Extracted data entries
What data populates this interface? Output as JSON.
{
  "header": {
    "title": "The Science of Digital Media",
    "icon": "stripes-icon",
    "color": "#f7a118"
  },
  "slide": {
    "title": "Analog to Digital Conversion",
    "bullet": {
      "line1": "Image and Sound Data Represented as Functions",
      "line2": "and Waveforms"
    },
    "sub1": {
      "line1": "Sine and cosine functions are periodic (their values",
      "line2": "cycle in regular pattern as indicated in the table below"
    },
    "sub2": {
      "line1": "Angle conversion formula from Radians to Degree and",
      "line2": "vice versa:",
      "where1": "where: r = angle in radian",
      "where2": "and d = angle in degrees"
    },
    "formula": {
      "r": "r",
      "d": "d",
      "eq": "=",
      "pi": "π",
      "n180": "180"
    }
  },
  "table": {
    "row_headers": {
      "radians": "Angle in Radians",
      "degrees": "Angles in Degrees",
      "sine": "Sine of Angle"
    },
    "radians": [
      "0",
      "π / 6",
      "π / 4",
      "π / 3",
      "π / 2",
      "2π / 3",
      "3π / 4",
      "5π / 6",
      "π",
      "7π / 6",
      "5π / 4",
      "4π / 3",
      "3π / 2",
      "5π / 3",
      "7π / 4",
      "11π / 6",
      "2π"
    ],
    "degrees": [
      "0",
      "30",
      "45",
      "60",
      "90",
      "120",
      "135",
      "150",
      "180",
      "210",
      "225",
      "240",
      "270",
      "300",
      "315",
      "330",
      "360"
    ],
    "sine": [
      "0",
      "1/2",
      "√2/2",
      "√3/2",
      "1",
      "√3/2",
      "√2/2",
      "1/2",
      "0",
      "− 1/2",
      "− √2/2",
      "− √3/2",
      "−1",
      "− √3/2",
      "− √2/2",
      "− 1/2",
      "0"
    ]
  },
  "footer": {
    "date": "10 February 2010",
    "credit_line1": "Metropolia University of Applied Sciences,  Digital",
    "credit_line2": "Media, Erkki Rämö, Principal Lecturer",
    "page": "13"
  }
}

**Problem description**: Type out all of the material again, word for word.

**The completed task**:
What data populates this interface? Output as JSON.
{
  "header": {
    "title": "The Science of Digital Media",
    "icon": "stripes-icon",
    "color": "#f7a118"
  },
  "slide": {
    "title": "Analog to Digital Conversion",
    "bullet": {
      "line1": "Image and Sound Data Represented as Functions",
      "line2": "and Waveforms"
    },
    "sub1": {
      "line1": "Sine and cosine functions are periodic (their values",
      "line2": "cycle in regular pattern as indicated in the table below"
    },
    "sub2": {
      "line1": "Angle conversion formula from Radians to Degree and",
      "line2": "vice versa:",
      "where1": "where: r = angle in radian",
      "where2": "and d = angle in degrees"
    },
    "formula": {
      "r": "r",
      "d": "d",
      "eq": "=",
      "pi": "π",
      "n180": "180"
    }
  },
  "table": {
    "row_headers": {
      "radians": "Angle in Radians",
      "degrees": "Angles in Degrees",
      "sine": "Sine of Angle"
    },
    "radians": [
      "0",
      "π / 6",
      "π / 4",
      "π / 3",
      "π / 2",
      "2π / 3",
      "3π / 4",
      "5π / 6",
      "π",
      "7π / 6",
      "5π / 4",
      "4π / 3",
      "3π / 2",
      "5π / 3",
      "7π / 4",
      "11π / 6",
      "2π"
    ],
    "degrees": [
      "0",
      "30",
      "45",
      "60",
      "90",
      "120",
      "135",
      "150",
      "180",
      "210",
      "225",
      "240",
      "270",
      "300",
      "315",
      "330",
      "360"
    ],
    "sine": [
      "0",
      "1/2",
      "√2/2",
      "√3/2",
      "1",
      "√3/2",
      "√2/2",
      "1/2",
      "0",
      "− 1/2",
      "− √2/2",
      "− √3/2",
      "−1",
      "− √3/2",
      "− √2/2",
      "− 1/2",
      "0"
    ]
  },
  "footer": {
    "date": "10 February 2010",
    "credit_line1": "Metropolia University of Applied Sciences,  Digital",
    "credit_line2": "Media, Erkki Rämö, Principal Lecturer",
    "page": "13"
  }
}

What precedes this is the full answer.